* START Entries provided *

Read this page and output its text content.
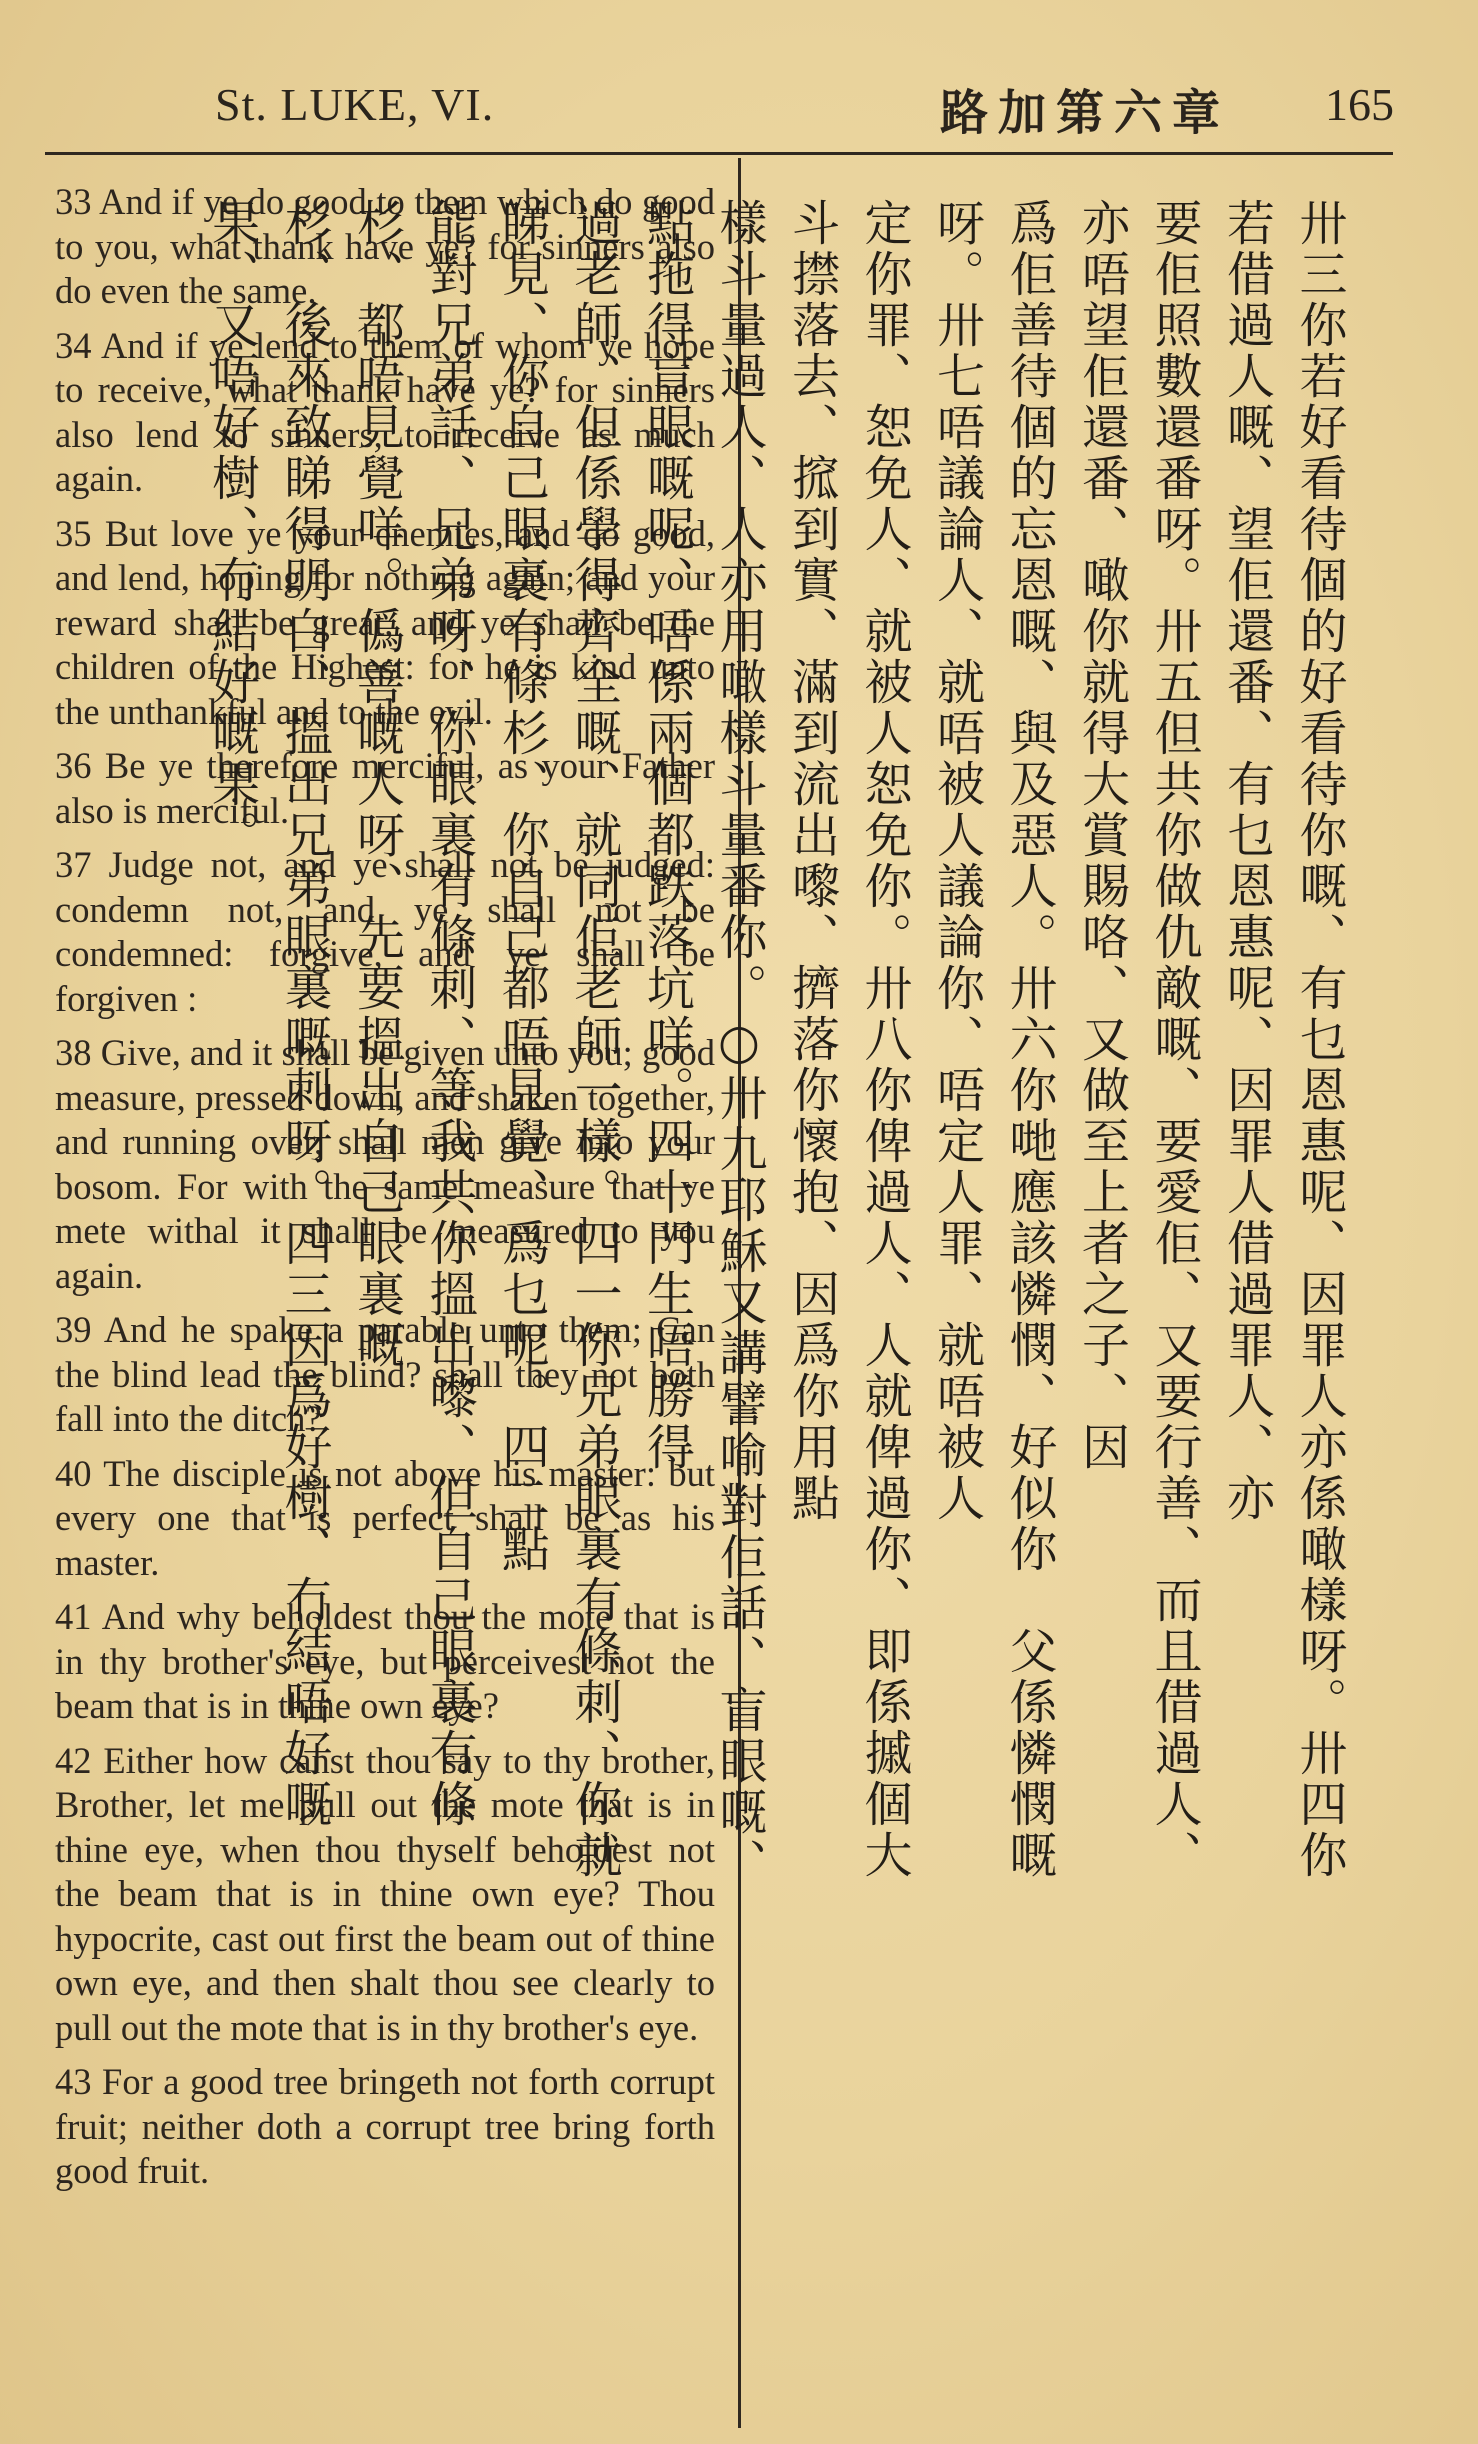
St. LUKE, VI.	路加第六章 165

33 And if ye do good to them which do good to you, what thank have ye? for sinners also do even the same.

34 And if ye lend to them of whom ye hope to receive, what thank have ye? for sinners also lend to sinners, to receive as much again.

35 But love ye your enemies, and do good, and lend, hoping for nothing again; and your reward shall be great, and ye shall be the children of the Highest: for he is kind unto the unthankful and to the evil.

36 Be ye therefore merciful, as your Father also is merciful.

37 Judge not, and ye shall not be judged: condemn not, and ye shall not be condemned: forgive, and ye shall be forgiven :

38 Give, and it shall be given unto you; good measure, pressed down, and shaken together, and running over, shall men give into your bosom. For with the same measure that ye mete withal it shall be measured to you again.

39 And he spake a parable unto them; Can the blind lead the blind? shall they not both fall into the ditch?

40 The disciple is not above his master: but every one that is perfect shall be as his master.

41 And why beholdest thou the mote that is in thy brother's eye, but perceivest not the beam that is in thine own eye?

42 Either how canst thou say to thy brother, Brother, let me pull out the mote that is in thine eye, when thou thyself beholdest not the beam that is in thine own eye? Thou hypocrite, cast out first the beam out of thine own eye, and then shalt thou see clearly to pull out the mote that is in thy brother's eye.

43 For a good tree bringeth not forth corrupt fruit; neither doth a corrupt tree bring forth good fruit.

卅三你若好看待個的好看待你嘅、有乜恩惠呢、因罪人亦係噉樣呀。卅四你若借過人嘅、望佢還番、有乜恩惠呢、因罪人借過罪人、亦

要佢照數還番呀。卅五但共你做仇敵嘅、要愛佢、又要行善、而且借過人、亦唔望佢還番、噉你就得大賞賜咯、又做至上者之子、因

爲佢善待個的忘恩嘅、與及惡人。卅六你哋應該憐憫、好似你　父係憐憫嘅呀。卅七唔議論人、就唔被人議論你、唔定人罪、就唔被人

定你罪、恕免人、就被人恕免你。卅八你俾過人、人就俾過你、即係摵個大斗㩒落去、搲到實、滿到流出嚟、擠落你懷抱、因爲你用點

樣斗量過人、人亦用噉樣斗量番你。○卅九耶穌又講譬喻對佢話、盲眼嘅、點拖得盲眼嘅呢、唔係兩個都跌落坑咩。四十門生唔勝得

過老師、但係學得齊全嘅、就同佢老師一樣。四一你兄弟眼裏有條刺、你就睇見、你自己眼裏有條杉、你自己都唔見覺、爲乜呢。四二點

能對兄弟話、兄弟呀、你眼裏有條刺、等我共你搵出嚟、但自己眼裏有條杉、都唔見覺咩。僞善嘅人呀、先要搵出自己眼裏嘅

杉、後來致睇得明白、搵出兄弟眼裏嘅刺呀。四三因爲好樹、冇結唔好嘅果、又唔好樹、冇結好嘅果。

* END Entries provided *
* START Entries provided *

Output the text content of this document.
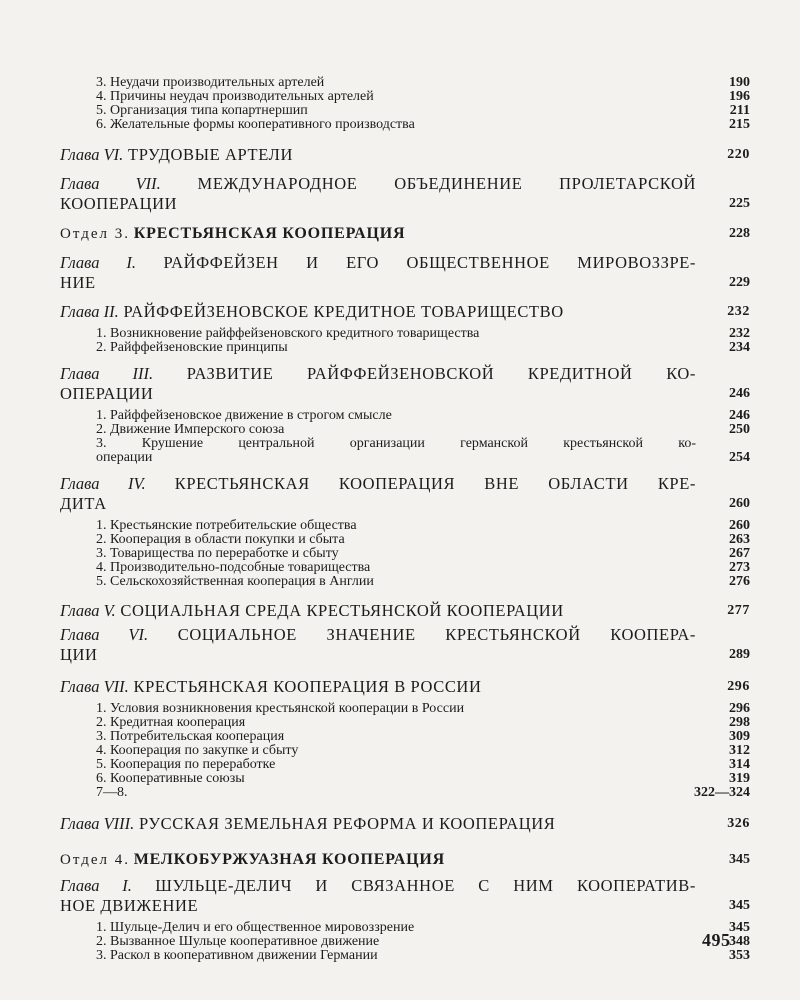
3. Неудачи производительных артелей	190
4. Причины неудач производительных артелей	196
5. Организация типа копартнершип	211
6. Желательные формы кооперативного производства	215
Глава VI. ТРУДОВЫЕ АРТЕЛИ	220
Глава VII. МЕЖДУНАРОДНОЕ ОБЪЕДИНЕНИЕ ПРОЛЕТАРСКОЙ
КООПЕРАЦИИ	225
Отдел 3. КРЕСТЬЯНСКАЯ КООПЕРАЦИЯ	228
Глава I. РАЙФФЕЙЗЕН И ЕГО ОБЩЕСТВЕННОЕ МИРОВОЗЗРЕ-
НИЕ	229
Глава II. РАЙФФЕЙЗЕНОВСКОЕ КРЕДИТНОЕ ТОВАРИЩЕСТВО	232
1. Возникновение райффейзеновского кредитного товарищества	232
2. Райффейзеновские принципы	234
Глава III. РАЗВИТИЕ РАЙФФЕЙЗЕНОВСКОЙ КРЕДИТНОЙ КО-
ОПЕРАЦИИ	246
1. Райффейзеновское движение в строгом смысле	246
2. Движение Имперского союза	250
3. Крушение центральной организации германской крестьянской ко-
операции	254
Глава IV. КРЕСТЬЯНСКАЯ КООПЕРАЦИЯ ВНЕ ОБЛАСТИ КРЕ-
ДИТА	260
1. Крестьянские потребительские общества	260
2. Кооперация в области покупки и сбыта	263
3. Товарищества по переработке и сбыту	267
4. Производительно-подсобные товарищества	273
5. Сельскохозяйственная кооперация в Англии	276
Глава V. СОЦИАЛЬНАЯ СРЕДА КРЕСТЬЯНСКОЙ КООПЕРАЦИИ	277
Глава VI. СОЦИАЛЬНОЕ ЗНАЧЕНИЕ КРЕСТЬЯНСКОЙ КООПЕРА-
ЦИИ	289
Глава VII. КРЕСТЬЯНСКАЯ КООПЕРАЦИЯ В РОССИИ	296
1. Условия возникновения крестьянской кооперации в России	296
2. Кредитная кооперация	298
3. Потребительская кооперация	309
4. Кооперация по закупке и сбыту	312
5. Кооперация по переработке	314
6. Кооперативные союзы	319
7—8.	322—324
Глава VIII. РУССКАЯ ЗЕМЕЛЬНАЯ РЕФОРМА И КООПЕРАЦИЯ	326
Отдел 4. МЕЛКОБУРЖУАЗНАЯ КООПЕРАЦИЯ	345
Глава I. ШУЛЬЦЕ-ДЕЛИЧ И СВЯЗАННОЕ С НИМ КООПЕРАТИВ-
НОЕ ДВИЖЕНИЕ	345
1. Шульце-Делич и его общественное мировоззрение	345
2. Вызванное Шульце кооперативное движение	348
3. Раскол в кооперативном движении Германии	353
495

* END Entries provided *
* START Entries provided *

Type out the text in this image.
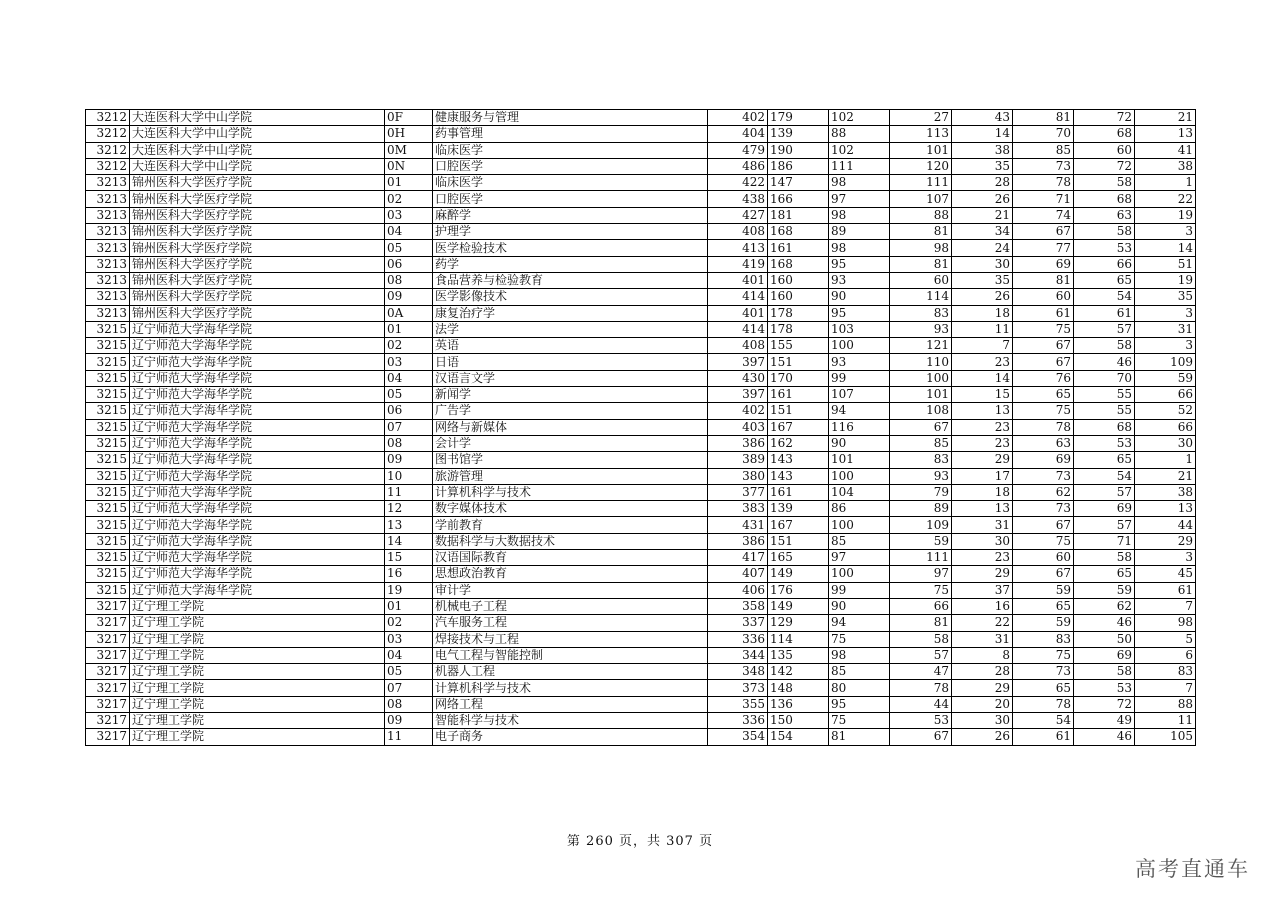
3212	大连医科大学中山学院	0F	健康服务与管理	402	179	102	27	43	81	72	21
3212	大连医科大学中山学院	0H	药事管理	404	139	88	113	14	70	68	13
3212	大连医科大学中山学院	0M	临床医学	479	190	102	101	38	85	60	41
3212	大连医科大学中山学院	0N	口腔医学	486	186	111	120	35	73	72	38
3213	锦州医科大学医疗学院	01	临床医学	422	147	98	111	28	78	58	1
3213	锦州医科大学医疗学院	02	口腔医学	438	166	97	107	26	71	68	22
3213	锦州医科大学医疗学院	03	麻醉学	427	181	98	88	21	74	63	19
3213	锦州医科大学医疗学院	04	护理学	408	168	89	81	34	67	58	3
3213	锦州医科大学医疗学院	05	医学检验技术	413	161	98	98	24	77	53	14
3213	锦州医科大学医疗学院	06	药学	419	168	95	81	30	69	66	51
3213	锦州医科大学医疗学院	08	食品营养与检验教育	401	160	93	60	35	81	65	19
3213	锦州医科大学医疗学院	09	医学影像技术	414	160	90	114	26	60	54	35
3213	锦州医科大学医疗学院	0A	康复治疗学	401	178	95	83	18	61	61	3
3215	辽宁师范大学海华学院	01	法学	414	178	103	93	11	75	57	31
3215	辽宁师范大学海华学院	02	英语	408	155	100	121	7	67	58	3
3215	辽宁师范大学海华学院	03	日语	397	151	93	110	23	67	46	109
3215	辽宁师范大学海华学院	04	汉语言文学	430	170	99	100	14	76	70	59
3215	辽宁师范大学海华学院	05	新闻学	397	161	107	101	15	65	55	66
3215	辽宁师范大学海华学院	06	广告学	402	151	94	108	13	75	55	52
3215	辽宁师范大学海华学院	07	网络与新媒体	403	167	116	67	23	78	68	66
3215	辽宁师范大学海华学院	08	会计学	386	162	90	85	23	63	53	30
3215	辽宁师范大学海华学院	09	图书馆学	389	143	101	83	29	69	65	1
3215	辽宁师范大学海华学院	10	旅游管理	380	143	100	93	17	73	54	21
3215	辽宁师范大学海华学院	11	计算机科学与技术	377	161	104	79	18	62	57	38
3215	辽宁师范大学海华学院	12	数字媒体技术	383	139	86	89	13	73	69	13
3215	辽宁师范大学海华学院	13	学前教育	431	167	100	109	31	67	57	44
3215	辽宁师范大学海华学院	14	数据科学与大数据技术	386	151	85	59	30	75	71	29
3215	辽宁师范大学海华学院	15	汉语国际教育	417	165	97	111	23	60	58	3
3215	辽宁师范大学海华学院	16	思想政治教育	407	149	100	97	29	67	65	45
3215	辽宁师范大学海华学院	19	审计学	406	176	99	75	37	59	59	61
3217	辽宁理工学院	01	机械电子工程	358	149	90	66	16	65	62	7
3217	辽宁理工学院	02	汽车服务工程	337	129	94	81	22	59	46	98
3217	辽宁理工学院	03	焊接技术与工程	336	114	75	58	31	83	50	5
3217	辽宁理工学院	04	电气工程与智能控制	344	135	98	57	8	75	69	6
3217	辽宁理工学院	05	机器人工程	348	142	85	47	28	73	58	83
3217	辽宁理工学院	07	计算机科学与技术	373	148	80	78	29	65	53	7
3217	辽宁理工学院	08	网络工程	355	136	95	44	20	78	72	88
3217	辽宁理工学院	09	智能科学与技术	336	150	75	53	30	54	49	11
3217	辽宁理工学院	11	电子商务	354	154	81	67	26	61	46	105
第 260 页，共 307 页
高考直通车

* END Entries provided *

Which lines contain "артелей"? Copy each of them out.

# Answer to this problem
3. Неудачи производительных артелей	190
4. Причины неудач производительных артелей	196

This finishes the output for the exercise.